What you are asked to do.
From the records below, copy every line that contains the word "color".

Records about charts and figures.
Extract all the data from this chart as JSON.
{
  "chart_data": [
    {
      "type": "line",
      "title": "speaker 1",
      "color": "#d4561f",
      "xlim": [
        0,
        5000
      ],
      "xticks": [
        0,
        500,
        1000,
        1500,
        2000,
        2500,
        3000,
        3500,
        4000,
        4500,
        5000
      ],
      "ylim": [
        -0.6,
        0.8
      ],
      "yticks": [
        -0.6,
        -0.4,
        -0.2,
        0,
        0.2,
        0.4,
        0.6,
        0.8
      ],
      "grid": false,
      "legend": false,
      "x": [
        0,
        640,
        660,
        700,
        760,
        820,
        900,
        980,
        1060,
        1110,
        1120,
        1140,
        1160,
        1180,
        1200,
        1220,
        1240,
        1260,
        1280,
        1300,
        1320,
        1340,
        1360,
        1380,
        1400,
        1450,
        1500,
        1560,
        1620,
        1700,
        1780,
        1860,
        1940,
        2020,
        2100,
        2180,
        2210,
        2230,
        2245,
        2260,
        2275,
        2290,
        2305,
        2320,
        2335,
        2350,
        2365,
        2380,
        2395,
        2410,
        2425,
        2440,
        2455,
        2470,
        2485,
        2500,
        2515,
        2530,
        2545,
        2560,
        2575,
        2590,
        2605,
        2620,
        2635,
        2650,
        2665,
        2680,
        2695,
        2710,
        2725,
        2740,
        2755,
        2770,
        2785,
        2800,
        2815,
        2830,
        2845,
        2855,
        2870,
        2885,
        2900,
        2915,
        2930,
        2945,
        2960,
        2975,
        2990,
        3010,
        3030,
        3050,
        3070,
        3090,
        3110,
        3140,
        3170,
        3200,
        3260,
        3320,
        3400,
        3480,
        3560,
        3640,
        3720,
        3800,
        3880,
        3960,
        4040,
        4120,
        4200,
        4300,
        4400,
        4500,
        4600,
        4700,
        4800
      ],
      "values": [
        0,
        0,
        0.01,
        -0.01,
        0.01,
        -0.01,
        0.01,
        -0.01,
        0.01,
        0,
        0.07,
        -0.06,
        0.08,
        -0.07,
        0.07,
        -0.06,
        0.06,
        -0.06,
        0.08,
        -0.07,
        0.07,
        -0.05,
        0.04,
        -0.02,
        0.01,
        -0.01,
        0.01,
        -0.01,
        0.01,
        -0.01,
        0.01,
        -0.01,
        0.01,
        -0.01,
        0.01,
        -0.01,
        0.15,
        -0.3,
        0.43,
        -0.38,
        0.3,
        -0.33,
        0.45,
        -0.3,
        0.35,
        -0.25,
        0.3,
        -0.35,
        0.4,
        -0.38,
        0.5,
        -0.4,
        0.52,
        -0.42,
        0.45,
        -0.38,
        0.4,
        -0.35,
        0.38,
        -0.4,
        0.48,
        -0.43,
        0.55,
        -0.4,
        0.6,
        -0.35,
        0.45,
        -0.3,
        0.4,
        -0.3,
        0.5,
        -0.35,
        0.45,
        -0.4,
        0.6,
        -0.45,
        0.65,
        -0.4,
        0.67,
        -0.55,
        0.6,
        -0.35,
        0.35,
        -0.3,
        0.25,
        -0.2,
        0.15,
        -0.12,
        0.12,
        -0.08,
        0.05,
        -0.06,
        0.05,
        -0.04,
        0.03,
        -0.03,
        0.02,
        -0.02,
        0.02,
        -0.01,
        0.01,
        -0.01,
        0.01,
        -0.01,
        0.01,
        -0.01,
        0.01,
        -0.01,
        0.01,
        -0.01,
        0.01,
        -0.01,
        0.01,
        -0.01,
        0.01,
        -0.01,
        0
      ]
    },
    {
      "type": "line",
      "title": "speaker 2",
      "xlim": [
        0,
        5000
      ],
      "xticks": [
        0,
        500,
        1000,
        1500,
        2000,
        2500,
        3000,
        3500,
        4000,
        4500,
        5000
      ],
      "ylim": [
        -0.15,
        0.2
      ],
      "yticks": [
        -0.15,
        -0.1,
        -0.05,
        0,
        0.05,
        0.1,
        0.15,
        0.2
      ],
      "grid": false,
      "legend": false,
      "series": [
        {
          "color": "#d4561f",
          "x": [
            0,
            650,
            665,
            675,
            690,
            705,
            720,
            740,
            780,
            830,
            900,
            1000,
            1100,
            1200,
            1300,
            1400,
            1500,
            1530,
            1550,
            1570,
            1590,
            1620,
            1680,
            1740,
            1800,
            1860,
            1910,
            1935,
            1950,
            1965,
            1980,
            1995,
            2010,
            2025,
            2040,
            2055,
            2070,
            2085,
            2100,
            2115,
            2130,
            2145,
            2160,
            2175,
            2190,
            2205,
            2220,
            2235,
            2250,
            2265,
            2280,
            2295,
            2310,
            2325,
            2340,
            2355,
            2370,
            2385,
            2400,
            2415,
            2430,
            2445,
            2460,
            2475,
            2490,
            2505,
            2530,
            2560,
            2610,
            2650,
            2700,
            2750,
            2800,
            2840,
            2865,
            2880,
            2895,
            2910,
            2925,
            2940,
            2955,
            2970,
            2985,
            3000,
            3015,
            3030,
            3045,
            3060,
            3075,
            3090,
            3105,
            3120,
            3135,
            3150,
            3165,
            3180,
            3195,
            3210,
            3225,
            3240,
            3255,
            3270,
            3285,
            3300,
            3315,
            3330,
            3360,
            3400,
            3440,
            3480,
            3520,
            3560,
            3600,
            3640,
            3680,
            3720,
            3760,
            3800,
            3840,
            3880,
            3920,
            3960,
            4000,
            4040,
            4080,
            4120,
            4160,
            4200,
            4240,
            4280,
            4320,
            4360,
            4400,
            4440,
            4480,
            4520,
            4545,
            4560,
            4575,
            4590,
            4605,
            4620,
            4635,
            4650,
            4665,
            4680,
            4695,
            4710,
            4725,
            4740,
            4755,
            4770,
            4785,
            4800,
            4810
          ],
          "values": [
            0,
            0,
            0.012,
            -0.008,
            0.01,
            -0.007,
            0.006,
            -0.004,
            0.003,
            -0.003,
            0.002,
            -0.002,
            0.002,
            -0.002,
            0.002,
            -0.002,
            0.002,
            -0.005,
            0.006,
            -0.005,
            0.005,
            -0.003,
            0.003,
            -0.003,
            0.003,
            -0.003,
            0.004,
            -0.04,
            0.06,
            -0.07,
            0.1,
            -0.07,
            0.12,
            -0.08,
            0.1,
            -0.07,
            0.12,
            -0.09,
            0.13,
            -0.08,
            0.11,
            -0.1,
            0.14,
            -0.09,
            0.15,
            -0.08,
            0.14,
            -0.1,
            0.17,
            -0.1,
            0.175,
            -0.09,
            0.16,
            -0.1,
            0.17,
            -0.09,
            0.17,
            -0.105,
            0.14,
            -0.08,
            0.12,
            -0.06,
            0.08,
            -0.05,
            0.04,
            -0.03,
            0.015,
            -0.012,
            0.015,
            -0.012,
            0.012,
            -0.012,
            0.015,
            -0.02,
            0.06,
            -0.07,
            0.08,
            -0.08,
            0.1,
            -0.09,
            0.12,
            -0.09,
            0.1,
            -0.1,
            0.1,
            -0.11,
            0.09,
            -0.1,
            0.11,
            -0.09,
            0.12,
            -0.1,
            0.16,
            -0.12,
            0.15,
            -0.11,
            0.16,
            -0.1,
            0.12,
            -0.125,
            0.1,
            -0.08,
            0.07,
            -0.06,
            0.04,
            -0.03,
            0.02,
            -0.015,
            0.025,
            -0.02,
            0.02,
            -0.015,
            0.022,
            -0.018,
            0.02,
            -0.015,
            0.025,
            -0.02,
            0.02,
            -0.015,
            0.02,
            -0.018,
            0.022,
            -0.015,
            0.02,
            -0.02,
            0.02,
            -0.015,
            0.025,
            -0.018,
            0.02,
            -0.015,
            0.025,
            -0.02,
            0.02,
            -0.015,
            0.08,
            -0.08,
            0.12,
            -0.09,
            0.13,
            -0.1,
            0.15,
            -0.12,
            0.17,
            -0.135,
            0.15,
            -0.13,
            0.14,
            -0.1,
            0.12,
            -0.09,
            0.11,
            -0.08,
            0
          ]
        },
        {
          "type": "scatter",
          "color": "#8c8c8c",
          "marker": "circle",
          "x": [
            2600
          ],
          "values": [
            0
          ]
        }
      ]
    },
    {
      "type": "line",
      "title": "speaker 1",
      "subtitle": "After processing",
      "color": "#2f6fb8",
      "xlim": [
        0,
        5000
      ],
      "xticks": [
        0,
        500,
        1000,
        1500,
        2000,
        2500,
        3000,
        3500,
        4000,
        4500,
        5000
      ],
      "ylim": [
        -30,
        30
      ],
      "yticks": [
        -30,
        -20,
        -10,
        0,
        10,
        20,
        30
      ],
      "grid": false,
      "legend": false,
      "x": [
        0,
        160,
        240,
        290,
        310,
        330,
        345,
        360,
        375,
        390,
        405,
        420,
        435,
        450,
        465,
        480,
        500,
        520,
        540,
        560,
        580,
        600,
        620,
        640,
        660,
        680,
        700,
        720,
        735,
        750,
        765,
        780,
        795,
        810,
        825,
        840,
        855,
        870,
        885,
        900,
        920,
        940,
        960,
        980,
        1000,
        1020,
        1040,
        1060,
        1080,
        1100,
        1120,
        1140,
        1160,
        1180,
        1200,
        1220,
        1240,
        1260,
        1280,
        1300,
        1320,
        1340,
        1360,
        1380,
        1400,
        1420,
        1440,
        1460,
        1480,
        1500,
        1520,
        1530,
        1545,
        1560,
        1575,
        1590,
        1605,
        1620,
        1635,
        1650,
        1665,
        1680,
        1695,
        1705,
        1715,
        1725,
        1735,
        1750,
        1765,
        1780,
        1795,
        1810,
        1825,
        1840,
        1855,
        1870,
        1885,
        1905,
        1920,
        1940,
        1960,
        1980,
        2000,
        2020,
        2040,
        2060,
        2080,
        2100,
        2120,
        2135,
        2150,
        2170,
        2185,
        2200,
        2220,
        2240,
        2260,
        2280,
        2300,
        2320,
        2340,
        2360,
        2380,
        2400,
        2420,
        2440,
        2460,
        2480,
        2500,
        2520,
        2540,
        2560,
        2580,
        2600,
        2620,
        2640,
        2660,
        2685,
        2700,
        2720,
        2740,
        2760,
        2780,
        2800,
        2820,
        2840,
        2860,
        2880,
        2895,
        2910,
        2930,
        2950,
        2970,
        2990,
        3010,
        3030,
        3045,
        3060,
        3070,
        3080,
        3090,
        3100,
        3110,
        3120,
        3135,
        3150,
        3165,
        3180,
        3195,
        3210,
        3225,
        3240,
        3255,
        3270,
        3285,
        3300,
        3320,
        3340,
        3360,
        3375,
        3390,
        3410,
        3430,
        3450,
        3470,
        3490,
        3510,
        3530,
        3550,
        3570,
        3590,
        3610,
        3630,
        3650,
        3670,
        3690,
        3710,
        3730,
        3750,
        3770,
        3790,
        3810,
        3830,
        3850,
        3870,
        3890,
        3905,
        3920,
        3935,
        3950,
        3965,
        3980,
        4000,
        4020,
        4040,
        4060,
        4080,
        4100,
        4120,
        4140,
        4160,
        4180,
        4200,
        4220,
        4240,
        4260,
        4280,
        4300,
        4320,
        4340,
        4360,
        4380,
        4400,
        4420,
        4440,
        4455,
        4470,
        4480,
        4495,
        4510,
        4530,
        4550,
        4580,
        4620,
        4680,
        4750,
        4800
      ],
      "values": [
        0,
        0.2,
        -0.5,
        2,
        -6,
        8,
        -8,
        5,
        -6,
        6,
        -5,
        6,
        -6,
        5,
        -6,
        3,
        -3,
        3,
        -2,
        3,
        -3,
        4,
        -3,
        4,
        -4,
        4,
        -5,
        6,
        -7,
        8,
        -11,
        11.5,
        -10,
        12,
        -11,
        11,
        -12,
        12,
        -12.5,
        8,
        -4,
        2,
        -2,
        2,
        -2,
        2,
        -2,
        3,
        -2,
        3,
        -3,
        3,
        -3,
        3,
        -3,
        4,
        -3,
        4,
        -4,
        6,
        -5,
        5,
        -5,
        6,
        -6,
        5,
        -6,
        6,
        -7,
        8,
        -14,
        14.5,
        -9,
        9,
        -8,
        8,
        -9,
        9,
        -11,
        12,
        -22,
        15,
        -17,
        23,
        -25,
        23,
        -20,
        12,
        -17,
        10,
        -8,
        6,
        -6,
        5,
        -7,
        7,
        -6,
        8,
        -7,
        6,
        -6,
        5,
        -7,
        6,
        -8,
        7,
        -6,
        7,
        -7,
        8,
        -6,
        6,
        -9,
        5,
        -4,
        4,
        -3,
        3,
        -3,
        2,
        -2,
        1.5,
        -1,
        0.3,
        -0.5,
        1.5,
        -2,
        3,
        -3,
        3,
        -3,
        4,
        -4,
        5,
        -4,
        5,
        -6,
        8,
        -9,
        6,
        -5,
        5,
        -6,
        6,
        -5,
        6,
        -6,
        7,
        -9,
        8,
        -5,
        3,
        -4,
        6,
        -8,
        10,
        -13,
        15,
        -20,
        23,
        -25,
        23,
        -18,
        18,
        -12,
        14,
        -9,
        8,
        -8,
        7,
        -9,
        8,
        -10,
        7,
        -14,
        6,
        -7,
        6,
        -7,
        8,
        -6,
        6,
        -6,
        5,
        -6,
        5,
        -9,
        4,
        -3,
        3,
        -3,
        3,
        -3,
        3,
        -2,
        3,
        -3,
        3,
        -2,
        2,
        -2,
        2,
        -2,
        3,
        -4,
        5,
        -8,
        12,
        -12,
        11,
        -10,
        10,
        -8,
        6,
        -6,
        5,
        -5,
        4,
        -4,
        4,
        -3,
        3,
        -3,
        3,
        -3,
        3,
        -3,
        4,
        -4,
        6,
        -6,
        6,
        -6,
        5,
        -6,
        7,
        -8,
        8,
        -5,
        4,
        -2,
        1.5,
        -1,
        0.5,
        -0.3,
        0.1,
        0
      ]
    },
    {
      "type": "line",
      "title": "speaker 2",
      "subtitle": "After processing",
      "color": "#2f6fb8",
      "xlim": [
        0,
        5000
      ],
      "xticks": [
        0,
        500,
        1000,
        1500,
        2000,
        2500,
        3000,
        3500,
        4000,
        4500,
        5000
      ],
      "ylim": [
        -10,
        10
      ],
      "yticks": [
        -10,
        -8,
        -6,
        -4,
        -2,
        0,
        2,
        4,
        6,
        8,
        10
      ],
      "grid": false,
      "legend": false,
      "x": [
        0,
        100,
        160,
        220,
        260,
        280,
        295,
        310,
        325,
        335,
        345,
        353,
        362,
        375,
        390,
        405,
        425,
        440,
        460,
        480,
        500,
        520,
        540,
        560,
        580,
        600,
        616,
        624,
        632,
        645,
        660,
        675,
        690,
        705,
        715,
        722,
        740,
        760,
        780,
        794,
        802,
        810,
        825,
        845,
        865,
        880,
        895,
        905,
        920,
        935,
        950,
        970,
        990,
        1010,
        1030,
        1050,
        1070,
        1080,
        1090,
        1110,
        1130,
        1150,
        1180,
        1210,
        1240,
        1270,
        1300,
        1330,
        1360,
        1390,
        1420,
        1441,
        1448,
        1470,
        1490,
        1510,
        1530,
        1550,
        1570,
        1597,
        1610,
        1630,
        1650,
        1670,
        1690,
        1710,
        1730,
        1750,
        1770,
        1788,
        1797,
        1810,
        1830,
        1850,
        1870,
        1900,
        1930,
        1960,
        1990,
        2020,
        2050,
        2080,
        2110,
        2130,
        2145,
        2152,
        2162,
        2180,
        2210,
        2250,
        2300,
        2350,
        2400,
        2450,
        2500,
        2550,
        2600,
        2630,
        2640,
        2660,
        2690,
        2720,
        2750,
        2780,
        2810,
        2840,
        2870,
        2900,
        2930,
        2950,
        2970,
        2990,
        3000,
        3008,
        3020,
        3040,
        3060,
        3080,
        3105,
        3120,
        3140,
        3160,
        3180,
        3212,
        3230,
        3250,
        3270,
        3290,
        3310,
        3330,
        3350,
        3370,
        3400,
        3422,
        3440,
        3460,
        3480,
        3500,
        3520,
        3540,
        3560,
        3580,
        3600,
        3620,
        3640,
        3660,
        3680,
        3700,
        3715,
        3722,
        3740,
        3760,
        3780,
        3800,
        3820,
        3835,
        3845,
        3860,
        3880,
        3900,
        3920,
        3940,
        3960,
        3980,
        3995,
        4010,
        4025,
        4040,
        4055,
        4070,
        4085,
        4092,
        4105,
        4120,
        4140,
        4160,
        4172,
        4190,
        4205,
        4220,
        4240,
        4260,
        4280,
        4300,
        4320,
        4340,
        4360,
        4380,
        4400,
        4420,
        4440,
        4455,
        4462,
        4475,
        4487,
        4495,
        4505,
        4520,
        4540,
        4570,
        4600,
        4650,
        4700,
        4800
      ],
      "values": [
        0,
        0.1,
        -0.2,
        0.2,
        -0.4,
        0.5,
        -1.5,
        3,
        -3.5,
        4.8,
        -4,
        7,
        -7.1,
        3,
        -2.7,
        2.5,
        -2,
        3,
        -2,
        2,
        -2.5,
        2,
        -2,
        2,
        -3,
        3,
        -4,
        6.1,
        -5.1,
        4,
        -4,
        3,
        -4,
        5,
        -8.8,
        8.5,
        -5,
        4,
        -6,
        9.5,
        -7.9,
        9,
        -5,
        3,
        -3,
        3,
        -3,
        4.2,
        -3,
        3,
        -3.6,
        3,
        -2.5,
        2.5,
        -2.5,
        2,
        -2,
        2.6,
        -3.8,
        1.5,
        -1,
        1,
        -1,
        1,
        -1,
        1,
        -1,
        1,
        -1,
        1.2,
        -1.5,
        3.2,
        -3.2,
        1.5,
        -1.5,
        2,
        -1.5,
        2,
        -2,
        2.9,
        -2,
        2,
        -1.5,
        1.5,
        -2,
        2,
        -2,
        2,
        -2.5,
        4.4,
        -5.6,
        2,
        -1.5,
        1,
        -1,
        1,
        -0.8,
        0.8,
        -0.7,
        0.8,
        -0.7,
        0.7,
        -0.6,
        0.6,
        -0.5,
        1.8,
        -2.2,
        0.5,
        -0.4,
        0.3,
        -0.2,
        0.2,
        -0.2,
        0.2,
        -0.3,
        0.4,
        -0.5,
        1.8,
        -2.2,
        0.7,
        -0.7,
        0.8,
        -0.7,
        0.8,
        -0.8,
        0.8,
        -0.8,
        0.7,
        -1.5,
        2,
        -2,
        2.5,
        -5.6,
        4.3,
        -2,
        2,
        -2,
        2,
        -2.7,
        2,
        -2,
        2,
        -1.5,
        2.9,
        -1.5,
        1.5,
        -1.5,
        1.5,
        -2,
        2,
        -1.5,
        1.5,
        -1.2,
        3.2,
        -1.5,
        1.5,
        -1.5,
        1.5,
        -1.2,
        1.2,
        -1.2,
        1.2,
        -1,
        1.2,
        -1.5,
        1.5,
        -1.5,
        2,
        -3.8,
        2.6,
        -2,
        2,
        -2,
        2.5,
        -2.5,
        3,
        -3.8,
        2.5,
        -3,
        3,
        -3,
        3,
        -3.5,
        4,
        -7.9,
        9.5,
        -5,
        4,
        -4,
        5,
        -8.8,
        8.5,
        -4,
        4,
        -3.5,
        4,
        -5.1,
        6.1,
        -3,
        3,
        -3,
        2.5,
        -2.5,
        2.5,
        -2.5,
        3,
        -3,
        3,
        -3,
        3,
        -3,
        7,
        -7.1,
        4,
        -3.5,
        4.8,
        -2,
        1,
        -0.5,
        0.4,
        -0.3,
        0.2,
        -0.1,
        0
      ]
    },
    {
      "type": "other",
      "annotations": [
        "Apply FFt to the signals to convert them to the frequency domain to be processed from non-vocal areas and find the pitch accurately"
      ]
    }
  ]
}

Written reply.
      "color": "#d4561f",
          "color": "#d4561f",
          "color": "#8c8c8c",
      "color": "#2f6fb8",
      "color": "#2f6fb8",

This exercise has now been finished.